Write the records out again, keeping each line exactly as it is.

Collected data entries:
==========
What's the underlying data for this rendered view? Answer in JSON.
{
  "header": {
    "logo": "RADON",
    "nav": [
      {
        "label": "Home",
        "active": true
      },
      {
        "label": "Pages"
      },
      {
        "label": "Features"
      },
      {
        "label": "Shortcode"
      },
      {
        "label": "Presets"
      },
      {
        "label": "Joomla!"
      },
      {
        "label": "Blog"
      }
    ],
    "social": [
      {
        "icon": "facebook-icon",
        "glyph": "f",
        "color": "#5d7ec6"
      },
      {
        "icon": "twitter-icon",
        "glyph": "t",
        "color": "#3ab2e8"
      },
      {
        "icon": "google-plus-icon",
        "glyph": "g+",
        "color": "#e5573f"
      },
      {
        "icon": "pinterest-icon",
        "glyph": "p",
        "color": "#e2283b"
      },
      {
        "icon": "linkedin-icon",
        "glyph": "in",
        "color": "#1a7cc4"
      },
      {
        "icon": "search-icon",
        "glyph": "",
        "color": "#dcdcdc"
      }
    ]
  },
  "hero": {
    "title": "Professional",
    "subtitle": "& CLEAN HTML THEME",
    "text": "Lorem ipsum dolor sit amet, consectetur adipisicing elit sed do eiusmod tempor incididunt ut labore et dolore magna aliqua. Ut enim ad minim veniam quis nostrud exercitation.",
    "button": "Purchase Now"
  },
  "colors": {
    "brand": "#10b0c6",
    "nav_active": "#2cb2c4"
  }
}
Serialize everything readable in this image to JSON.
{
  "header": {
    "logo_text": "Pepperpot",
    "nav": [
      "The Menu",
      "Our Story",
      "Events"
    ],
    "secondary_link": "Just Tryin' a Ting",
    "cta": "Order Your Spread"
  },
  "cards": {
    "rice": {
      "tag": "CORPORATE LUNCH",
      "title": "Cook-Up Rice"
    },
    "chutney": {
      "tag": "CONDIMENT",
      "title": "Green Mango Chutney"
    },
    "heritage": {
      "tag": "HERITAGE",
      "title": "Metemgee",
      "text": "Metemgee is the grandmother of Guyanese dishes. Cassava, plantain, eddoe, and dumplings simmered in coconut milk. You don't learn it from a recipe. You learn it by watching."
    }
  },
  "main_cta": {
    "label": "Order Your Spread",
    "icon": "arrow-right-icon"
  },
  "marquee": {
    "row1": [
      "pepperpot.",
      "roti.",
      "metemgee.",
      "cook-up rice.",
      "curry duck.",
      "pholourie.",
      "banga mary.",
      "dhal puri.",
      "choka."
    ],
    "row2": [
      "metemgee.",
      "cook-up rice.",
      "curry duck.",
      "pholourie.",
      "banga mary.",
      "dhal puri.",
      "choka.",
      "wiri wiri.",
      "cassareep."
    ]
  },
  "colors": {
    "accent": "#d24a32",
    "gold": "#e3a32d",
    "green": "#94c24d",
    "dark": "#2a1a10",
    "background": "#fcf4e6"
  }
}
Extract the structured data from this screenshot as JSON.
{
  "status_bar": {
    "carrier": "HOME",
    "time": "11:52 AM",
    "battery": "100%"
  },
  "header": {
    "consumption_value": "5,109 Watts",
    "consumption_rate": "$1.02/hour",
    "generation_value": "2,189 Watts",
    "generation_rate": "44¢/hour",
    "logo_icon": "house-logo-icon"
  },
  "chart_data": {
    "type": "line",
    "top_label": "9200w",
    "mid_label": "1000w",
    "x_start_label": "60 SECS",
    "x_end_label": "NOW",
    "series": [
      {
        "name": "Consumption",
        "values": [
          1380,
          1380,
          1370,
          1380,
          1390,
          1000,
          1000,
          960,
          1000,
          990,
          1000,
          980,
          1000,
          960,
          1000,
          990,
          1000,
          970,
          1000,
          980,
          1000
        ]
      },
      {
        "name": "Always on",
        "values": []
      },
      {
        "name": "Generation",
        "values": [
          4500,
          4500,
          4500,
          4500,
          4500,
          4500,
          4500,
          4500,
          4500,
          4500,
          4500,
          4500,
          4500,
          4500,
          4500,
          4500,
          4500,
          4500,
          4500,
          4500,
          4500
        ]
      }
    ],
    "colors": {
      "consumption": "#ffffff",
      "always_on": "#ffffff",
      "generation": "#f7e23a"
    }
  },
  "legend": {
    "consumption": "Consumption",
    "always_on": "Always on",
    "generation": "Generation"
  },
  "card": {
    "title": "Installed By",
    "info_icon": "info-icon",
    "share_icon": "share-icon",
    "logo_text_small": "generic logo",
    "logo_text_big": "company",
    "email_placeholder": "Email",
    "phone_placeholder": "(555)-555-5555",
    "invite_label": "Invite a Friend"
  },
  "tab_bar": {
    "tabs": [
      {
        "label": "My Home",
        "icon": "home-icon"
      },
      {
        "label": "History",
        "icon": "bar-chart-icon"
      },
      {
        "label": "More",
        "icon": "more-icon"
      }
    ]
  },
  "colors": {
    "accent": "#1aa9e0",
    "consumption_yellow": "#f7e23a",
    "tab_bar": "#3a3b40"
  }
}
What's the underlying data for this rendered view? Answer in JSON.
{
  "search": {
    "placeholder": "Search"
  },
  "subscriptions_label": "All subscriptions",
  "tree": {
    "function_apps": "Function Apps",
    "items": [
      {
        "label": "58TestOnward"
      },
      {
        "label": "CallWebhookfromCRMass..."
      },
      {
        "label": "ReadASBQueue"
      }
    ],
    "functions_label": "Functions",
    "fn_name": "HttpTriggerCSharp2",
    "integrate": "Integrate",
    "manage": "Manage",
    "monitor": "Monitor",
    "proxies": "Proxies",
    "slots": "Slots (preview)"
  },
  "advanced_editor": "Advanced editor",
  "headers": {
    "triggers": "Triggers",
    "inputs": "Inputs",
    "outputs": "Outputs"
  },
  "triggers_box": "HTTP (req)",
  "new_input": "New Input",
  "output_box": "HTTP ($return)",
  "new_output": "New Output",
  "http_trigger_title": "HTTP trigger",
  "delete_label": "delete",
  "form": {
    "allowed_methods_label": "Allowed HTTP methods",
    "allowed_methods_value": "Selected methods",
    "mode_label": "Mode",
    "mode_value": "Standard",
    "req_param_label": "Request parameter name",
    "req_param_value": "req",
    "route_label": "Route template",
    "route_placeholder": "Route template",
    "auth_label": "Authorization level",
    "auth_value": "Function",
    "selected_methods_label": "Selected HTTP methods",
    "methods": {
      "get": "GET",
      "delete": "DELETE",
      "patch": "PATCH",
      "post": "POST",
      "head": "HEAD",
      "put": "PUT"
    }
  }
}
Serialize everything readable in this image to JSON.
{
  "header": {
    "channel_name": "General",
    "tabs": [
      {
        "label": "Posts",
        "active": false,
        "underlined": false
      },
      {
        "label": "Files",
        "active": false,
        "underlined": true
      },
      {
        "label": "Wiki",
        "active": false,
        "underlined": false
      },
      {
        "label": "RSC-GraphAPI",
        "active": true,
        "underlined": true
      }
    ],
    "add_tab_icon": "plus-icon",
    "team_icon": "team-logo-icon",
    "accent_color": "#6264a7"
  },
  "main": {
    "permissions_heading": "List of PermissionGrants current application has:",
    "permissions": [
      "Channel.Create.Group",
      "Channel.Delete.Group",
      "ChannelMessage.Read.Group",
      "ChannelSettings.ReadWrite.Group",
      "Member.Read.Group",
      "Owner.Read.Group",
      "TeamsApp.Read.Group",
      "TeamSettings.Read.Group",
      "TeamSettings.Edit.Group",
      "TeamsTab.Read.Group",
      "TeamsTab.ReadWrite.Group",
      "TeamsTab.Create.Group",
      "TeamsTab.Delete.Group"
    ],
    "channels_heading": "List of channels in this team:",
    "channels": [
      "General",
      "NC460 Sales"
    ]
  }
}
==========
*Answer to the exercise:*
What's the underlying data for this rendered view? Answer in JSON.
{
  "header": {
    "logo": "RADON",
    "nav": [
      {
        "label": "Home",
        "active": true
      },
      {
        "label": "Pages"
      },
      {
        "label": "Features"
      },
      {
        "label": "Shortcode"
      },
      {
        "label": "Presets"
      },
      {
        "label": "Joomla!"
      },
      {
        "label": "Blog"
      }
    ],
    "social": [
      {
        "icon": "facebook-icon",
        "glyph": "f",
        "color": "#5d7ec6"
      },
      {
        "icon": "twitter-icon",
        "glyph": "t",
        "color": "#3ab2e8"
      },
      {
        "icon": "google-plus-icon",
        "glyph": "g+",
        "color": "#e5573f"
      },
      {
        "icon": "pinterest-icon",
        "glyph": "p",
        "color": "#e2283b"
      },
      {
        "icon": "linkedin-icon",
        "glyph": "in",
        "color": "#1a7cc4"
      },
      {
        "icon": "search-icon",
        "glyph": "",
        "color": "#dcdcdc"
      }
    ]
  },
  "hero": {
    "title": "Professional",
    "subtitle": "& CLEAN HTML THEME",
    "text": "Lorem ipsum dolor sit amet, consectetur adipisicing elit sed do eiusmod tempor incididunt ut labore et dolore magna aliqua. Ut enim ad minim veniam quis nostrud exercitation.",
    "button": "Purchase Now"
  },
  "colors": {
    "brand": "#10b0c6",
    "nav_active": "#2cb2c4"
  }
}
Serialize everything readable in this image to JSON.
{
  "header": {
    "logo_text": "Pepperpot",
    "nav": [
      "The Menu",
      "Our Story",
      "Events"
    ],
    "secondary_link": "Just Tryin' a Ting",
    "cta": "Order Your Spread"
  },
  "cards": {
    "rice": {
      "tag": "CORPORATE LUNCH",
      "title": "Cook-Up Rice"
    },
    "chutney": {
      "tag": "CONDIMENT",
      "title": "Green Mango Chutney"
    },
    "heritage": {
      "tag": "HERITAGE",
      "title": "Metemgee",
      "text": "Metemgee is the grandmother of Guyanese dishes. Cassava, plantain, eddoe, and dumplings simmered in coconut milk. You don't learn it from a recipe. You learn it by watching."
    }
  },
  "main_cta": {
    "label": "Order Your Spread",
    "icon": "arrow-right-icon"
  },
  "marquee": {
    "row1": [
      "pepperpot.",
      "roti.",
      "metemgee.",
      "cook-up rice.",
      "curry duck.",
      "pholourie.",
      "banga mary.",
      "dhal puri.",
      "choka."
    ],
    "row2": [
      "metemgee.",
      "cook-up rice.",
      "curry duck.",
      "pholourie.",
      "banga mary.",
      "dhal puri.",
      "choka.",
      "wiri wiri.",
      "cassareep."
    ]
  },
  "colors": {
    "accent": "#d24a32",
    "gold": "#e3a32d",
    "green": "#94c24d",
    "dark": "#2a1a10",
    "background": "#fcf4e6"
  }
}
Extract the structured data from this screenshot as JSON.
{
  "status_bar": {
    "carrier": "HOME",
    "time": "11:52 AM",
    "battery": "100%"
  },
  "header": {
    "consumption_value": "5,109 Watts",
    "consumption_rate": "$1.02/hour",
    "generation_value": "2,189 Watts",
    "generation_rate": "44¢/hour",
    "logo_icon": "house-logo-icon"
  },
  "chart_data": {
    "type": "line",
    "top_label": "9200w",
    "mid_label": "1000w",
    "x_start_label": "60 SECS",
    "x_end_label": "NOW",
    "series": [
      {
        "name": "Consumption",
        "values": [
          1380,
          1380,
          1370,
          1380,
          1390,
          1000,
          1000,
          960,
          1000,
          990,
          1000,
          980,
          1000,
          960,
          1000,
          990,
          1000,
          970,
          1000,
          980,
          1000
        ]
      },
      {
        "name": "Always on",
        "values": []
      },
      {
        "name": "Generation",
        "values": [
          4500,
          4500,
          4500,
          4500,
          4500,
          4500,
          4500,
          4500,
          4500,
          4500,
          4500,
          4500,
          4500,
          4500,
          4500,
          4500,
          4500,
          4500,
          4500,
          4500,
          4500
        ]
      }
    ],
    "colors": {
      "consumption": "#ffffff",
      "always_on": "#ffffff",
      "generation": "#f7e23a"
    }
  },
  "legend": {
    "consumption": "Consumption",
    "always_on": "Always on",
    "generation": "Generation"
  },
  "card": {
    "title": "Installed By",
    "info_icon": "info-icon",
    "share_icon": "share-icon",
    "logo_text_small": "generic logo",
    "logo_text_big": "company",
    "email_placeholder": "Email",
    "phone_placeholder": "(555)-555-5555",
    "invite_label": "Invite a Friend"
  },
  "tab_bar": {
    "tabs": [
      {
        "label": "My Home",
        "icon": "home-icon"
      },
      {
        "label": "History",
        "icon": "bar-chart-icon"
      },
      {
        "label": "More",
        "icon": "more-icon"
      }
    ]
  },
  "colors": {
    "accent": "#1aa9e0",
    "consumption_yellow": "#f7e23a",
    "tab_bar": "#3a3b40"
  }
}
What's the underlying data for this rendered view? Answer in JSON.
{
  "search": {
    "placeholder": "Search"
  },
  "subscriptions_label": "All subscriptions",
  "tree": {
    "function_apps": "Function Apps",
    "items": [
      {
        "label": "58TestOnward"
      },
      {
        "label": "CallWebhookfromCRMass..."
      },
      {
        "label": "ReadASBQueue"
      }
    ],
    "functions_label": "Functions",
    "fn_name": "HttpTriggerCSharp2",
    "integrate": "Integrate",
    "manage": "Manage",
    "monitor": "Monitor",
    "proxies": "Proxies",
    "slots": "Slots (preview)"
  },
  "advanced_editor": "Advanced editor",
  "headers": {
    "triggers": "Triggers",
    "inputs": "Inputs",
    "outputs": "Outputs"
  },
  "triggers_box": "HTTP (req)",
  "new_input": "New Input",
  "output_box": "HTTP ($return)",
  "new_output": "New Output",
  "http_trigger_title": "HTTP trigger",
  "delete_label": "delete",
  "form": {
    "allowed_methods_label": "Allowed HTTP methods",
    "allowed_methods_value": "Selected methods",
    "mode_label": "Mode",
    "mode_value": "Standard",
    "req_param_label": "Request parameter name",
    "req_param_value": "req",
    "route_label": "Route template",
    "route_placeholder": "Route template",
    "auth_label": "Authorization level",
    "auth_value": "Function",
    "selected_methods_label": "Selected HTTP methods",
    "methods": {
      "get": "GET",
      "delete": "DELETE",
      "patch": "PATCH",
      "post": "POST",
      "head": "HEAD",
      "put": "PUT"
    }
  }
}
Serialize everything readable in this image to JSON.
{
  "header": {
    "channel_name": "General",
    "tabs": [
      {
        "label": "Posts",
        "active": false,
        "underlined": false
      },
      {
        "label": "Files",
        "active": false,
        "underlined": true
      },
      {
        "label": "Wiki",
        "active": false,
        "underlined": false
      },
      {
        "label": "RSC-GraphAPI",
        "active": true,
        "underlined": true
      }
    ],
    "add_tab_icon": "plus-icon",
    "team_icon": "team-logo-icon",
    "accent_color": "#6264a7"
  },
  "main": {
    "permissions_heading": "List of PermissionGrants current application has:",
    "permissions": [
      "Channel.Create.Group",
      "Channel.Delete.Group",
      "ChannelMessage.Read.Group",
      "ChannelSettings.ReadWrite.Group",
      "Member.Read.Group",
      "Owner.Read.Group",
      "TeamsApp.Read.Group",
      "TeamSettings.Read.Group",
      "TeamSettings.Edit.Group",
      "TeamsTab.Read.Group",
      "TeamsTab.ReadWrite.Group",
      "TeamsTab.Create.Group",
      "TeamsTab.Delete.Group"
    ],
    "channels_heading": "List of channels in this team:",
    "channels": [
      "General",
      "NC460 Sales"
    ]
  }
}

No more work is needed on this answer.